--- start INFORMATION PROVIDED ---
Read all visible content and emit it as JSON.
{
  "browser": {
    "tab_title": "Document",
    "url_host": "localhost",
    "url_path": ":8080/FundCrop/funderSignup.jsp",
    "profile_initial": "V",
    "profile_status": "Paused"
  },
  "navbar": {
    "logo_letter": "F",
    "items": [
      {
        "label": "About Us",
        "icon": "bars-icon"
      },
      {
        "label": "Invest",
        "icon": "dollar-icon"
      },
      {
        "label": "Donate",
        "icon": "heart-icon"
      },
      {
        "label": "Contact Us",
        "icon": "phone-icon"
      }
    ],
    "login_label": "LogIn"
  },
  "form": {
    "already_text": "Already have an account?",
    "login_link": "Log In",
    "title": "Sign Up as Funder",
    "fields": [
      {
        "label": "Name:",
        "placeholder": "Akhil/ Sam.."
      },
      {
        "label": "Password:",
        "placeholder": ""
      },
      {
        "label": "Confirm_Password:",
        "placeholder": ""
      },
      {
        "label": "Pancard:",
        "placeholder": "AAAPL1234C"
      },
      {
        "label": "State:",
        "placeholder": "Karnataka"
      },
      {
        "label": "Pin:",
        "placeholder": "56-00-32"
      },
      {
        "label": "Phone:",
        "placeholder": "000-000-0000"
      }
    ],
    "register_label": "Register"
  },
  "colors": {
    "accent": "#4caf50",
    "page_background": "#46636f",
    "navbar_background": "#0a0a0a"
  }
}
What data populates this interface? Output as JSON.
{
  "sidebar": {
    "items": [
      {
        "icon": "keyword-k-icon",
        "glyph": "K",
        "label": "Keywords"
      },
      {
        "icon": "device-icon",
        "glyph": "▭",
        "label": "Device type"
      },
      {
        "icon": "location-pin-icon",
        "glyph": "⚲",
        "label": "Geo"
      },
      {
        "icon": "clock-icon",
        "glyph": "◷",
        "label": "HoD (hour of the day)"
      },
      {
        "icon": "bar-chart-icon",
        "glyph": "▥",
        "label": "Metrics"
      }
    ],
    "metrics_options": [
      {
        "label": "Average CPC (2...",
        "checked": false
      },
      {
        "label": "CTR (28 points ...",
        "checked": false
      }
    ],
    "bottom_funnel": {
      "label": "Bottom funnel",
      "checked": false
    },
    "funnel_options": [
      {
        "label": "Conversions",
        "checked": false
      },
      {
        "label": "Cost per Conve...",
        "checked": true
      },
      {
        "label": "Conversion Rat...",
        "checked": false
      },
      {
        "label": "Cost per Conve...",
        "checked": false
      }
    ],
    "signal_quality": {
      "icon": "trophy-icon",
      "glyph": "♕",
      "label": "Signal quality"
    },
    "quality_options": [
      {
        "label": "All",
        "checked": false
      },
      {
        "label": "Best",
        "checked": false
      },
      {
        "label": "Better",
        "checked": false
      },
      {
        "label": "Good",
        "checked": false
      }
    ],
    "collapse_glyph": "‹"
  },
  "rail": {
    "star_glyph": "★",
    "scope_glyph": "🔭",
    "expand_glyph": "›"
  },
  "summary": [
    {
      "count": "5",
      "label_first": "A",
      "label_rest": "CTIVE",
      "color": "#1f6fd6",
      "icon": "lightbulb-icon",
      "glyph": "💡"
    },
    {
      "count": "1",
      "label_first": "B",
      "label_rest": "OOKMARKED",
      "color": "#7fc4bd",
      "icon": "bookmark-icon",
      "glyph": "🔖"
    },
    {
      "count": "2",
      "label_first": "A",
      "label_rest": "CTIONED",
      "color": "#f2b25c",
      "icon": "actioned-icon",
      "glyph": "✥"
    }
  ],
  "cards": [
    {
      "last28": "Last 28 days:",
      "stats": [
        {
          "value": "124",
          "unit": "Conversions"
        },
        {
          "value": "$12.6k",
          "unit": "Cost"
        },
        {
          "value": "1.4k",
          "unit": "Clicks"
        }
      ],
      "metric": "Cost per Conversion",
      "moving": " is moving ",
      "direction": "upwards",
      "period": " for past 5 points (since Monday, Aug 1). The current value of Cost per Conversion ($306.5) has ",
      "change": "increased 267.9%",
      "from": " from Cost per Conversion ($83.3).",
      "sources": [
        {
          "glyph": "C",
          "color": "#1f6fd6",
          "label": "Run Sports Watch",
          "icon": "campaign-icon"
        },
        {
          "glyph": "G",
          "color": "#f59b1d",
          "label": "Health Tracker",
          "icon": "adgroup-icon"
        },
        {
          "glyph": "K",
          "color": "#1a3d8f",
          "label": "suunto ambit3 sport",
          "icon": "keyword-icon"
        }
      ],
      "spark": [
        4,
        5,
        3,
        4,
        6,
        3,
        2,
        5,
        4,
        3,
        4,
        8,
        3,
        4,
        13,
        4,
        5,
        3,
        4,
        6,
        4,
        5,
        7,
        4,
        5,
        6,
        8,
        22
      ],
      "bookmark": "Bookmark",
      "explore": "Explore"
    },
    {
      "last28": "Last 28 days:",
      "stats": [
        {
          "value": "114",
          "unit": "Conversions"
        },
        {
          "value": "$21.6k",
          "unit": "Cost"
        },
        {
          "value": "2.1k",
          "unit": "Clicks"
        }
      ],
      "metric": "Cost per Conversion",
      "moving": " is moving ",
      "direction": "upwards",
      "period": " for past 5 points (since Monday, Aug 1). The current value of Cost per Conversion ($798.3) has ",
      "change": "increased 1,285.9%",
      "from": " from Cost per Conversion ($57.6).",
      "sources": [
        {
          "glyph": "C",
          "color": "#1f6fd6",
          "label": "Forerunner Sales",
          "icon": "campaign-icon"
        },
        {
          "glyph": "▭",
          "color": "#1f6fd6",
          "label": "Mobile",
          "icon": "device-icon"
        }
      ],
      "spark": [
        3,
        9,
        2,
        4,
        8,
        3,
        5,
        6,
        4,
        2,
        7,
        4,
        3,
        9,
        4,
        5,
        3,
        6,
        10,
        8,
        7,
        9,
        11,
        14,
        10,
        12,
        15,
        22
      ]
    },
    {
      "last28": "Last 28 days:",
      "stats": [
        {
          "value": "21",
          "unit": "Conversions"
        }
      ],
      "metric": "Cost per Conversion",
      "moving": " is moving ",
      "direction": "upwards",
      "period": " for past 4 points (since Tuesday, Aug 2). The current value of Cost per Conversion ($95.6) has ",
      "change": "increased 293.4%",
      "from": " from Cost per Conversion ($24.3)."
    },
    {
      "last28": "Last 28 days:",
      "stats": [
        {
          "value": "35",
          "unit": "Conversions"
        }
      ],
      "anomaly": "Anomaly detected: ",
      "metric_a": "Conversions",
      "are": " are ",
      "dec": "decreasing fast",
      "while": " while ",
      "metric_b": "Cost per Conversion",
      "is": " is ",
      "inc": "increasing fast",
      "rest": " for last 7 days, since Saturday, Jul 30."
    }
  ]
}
--- end INFORMATION PROVIDED ---
▸ BRIEF: Pick out all the lines with the word "past" in them and copy them.

▸ RESPONSE:
      "period": " for past 5 points (since Monday, Aug 1). The current value of Cost per Conversion ($306.5) has ",
      "period": " for past 5 points (since Monday, Aug 1). The current value of Cost per Conversion ($798.3) has ",
      "period": " for past 4 points (since Tuesday, Aug 2). The current value of Cost per Conversion ($95.6) has ",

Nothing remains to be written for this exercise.